• _Direction_
Retype the full set of records. Keep every character identical.

______

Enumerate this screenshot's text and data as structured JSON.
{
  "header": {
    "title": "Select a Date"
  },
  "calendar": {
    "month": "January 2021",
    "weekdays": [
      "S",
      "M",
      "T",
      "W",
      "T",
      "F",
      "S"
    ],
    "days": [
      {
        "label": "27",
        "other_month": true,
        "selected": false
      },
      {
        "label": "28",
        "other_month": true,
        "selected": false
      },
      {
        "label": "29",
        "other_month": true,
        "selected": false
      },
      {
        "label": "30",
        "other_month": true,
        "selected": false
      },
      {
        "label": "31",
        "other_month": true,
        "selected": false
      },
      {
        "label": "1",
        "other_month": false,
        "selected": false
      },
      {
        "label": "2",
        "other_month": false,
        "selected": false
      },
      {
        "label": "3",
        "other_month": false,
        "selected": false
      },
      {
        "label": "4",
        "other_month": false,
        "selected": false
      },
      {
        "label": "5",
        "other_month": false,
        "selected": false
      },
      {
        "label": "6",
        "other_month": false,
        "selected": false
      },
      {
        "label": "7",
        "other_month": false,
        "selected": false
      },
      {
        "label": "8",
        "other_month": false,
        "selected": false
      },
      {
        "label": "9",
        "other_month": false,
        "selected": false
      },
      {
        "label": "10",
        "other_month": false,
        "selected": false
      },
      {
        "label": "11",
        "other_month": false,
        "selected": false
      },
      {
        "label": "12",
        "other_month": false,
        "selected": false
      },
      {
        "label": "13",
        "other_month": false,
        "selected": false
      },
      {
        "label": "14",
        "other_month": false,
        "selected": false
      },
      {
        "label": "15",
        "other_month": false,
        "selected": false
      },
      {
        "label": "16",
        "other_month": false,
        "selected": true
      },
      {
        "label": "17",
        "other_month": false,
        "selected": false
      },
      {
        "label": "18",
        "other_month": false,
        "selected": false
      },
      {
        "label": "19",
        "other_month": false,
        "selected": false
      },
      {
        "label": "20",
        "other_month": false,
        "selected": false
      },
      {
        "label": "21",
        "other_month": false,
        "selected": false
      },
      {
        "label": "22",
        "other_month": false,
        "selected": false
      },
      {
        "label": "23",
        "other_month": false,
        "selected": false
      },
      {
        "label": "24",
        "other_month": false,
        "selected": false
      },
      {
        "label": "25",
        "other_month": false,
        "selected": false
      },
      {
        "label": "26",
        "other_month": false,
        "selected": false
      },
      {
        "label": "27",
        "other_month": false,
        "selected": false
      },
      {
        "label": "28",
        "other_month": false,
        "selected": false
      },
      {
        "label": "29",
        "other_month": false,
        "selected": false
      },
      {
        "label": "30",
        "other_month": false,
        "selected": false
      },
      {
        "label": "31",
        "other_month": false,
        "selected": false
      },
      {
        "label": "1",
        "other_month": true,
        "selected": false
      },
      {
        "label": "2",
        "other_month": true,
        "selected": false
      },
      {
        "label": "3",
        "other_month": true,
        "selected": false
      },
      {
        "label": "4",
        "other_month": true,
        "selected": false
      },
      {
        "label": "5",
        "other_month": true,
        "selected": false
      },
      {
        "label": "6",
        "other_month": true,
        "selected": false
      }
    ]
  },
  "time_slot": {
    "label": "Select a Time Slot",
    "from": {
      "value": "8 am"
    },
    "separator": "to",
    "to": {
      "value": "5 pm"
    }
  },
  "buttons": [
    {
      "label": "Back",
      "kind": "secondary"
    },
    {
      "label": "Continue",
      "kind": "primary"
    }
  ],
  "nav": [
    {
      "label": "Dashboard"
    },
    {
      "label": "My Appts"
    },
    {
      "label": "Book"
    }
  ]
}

______

• _Right answer_
Enumerate this screenshot's text and data as structured JSON.
{
  "header": {
    "title": "Select a Date"
  },
  "calendar": {
    "month": "January 2021",
    "weekdays": [
      "S",
      "M",
      "T",
      "W",
      "T",
      "F",
      "S"
    ],
    "days": [
      {
        "label": "27",
        "other_month": true,
        "selected": false
      },
      {
        "label": "28",
        "other_month": true,
        "selected": false
      },
      {
        "label": "29",
        "other_month": true,
        "selected": false
      },
      {
        "label": "30",
        "other_month": true,
        "selected": false
      },
      {
        "label": "31",
        "other_month": true,
        "selected": false
      },
      {
        "label": "1",
        "other_month": false,
        "selected": false
      },
      {
        "label": "2",
        "other_month": false,
        "selected": false
      },
      {
        "label": "3",
        "other_month": false,
        "selected": false
      },
      {
        "label": "4",
        "other_month": false,
        "selected": false
      },
      {
        "label": "5",
        "other_month": false,
        "selected": false
      },
      {
        "label": "6",
        "other_month": false,
        "selected": false
      },
      {
        "label": "7",
        "other_month": false,
        "selected": false
      },
      {
        "label": "8",
        "other_month": false,
        "selected": false
      },
      {
        "label": "9",
        "other_month": false,
        "selected": false
      },
      {
        "label": "10",
        "other_month": false,
        "selected": false
      },
      {
        "label": "11",
        "other_month": false,
        "selected": false
      },
      {
        "label": "12",
        "other_month": false,
        "selected": false
      },
      {
        "label": "13",
        "other_month": false,
        "selected": false
      },
      {
        "label": "14",
        "other_month": false,
        "selected": false
      },
      {
        "label": "15",
        "other_month": false,
        "selected": false
      },
      {
        "label": "16",
        "other_month": false,
        "selected": true
      },
      {
        "label": "17",
        "other_month": false,
        "selected": false
      },
      {
        "label": "18",
        "other_month": false,
        "selected": false
      },
      {
        "label": "19",
        "other_month": false,
        "selected": false
      },
      {
        "label": "20",
        "other_month": false,
        "selected": false
      },
      {
        "label": "21",
        "other_month": false,
        "selected": false
      },
      {
        "label": "22",
        "other_month": false,
        "selected": false
      },
      {
        "label": "23",
        "other_month": false,
        "selected": false
      },
      {
        "label": "24",
        "other_month": false,
        "selected": false
      },
      {
        "label": "25",
        "other_month": false,
        "selected": false
      },
      {
        "label": "26",
        "other_month": false,
        "selected": false
      },
      {
        "label": "27",
        "other_month": false,
        "selected": false
      },
      {
        "label": "28",
        "other_month": false,
        "selected": false
      },
      {
        "label": "29",
        "other_month": false,
        "selected": false
      },
      {
        "label": "30",
        "other_month": false,
        "selected": false
      },
      {
        "label": "31",
        "other_month": false,
        "selected": false
      },
      {
        "label": "1",
        "other_month": true,
        "selected": false
      },
      {
        "label": "2",
        "other_month": true,
        "selected": false
      },
      {
        "label": "3",
        "other_month": true,
        "selected": false
      },
      {
        "label": "4",
        "other_month": true,
        "selected": false
      },
      {
        "label": "5",
        "other_month": true,
        "selected": false
      },
      {
        "label": "6",
        "other_month": true,
        "selected": false
      }
    ]
  },
  "time_slot": {
    "label": "Select a Time Slot",
    "from": {
      "value": "8 am"
    },
    "separator": "to",
    "to": {
      "value": "5 pm"
    }
  },
  "buttons": [
    {
      "label": "Back",
      "kind": "secondary"
    },
    {
      "label": "Continue",
      "kind": "primary"
    }
  ],
  "nav": [
    {
      "label": "Dashboard"
    },
    {
      "label": "My Appts"
    },
    {
      "label": "Book"
    }
  ]
}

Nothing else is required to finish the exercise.